• [Records shown]:
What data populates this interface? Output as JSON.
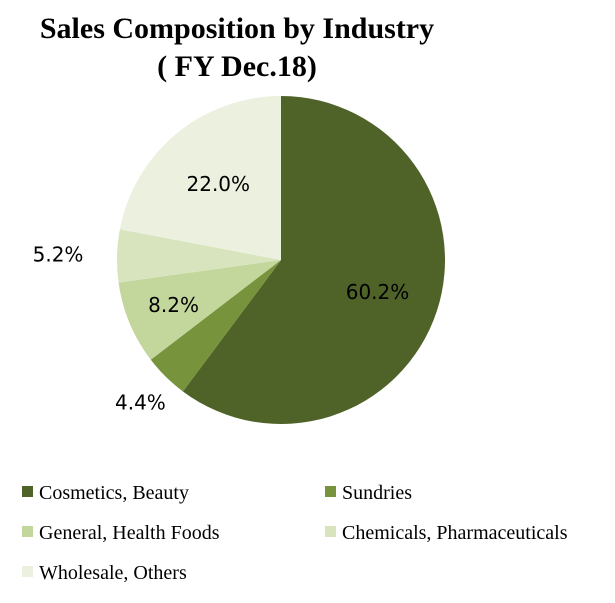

...

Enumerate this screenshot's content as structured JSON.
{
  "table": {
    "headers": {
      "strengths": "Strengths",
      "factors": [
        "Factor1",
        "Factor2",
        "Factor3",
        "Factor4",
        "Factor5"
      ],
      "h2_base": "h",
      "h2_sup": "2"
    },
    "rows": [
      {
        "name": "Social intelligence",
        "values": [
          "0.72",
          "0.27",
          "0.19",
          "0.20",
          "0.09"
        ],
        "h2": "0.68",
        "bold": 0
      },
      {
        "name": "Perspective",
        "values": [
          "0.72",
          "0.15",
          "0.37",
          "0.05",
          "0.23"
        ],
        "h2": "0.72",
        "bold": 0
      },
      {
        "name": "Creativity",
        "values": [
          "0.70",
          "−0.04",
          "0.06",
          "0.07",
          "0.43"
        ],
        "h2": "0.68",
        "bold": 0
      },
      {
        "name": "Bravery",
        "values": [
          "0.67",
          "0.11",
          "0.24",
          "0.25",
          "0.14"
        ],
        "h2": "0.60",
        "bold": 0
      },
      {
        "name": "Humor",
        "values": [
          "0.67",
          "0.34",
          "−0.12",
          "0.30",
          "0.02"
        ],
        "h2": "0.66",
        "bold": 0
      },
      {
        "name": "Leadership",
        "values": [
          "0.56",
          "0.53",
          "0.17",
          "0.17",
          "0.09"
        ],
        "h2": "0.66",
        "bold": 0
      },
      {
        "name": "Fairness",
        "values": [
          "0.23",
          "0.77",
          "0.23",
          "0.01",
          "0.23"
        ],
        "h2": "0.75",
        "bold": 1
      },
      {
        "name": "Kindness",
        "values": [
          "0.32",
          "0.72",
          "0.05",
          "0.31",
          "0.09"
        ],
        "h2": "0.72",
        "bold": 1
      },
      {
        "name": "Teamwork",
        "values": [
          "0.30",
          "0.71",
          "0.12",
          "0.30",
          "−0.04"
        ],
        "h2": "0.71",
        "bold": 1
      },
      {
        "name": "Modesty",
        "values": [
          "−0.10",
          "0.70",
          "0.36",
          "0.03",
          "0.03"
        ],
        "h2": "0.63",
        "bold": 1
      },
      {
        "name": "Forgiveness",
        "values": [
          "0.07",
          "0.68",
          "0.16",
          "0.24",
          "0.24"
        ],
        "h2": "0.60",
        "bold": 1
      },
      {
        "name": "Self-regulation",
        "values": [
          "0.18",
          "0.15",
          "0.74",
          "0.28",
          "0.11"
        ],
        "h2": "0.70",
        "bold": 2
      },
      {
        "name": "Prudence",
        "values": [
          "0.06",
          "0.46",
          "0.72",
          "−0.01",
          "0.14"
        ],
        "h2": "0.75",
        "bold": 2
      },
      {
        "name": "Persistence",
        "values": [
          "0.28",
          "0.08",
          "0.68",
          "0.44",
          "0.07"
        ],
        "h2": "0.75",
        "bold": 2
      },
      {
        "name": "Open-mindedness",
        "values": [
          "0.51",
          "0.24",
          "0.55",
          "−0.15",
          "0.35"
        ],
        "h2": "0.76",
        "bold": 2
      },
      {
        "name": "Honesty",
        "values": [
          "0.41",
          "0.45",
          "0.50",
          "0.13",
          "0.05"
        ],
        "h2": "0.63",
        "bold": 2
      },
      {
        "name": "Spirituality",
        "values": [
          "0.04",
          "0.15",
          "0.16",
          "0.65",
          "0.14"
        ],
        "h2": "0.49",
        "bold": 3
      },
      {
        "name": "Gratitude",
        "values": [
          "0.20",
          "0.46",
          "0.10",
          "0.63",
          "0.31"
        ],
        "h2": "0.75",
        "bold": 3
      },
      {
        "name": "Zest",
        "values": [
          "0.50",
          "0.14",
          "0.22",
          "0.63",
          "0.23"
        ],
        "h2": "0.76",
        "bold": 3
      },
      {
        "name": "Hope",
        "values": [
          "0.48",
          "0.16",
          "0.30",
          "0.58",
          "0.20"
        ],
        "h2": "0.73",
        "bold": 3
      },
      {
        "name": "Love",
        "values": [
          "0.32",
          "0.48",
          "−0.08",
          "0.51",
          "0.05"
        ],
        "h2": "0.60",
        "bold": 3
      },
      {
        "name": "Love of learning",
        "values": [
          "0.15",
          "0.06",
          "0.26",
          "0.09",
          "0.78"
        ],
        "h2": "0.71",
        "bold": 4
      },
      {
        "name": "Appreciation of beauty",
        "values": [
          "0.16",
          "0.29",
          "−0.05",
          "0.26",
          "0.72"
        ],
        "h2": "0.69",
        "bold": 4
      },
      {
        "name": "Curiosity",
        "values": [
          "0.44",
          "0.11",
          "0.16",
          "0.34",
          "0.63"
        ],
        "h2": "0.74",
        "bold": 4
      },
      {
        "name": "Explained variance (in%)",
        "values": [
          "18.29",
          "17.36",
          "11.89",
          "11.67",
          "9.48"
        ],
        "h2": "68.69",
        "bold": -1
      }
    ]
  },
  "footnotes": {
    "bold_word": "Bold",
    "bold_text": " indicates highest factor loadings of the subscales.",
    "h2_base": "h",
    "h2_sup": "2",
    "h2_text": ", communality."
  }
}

* * *

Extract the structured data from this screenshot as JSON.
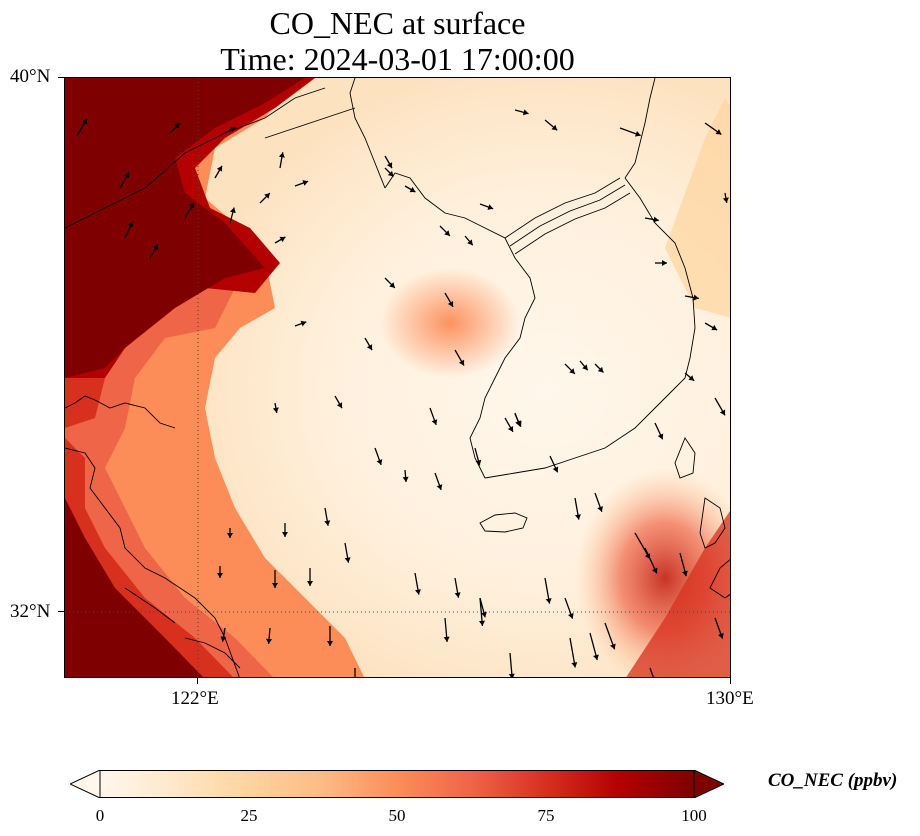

• [What the task asks]:
Identify how many lines in the entries above contain the word "data" and provide only that figure.

• [Solution]:
2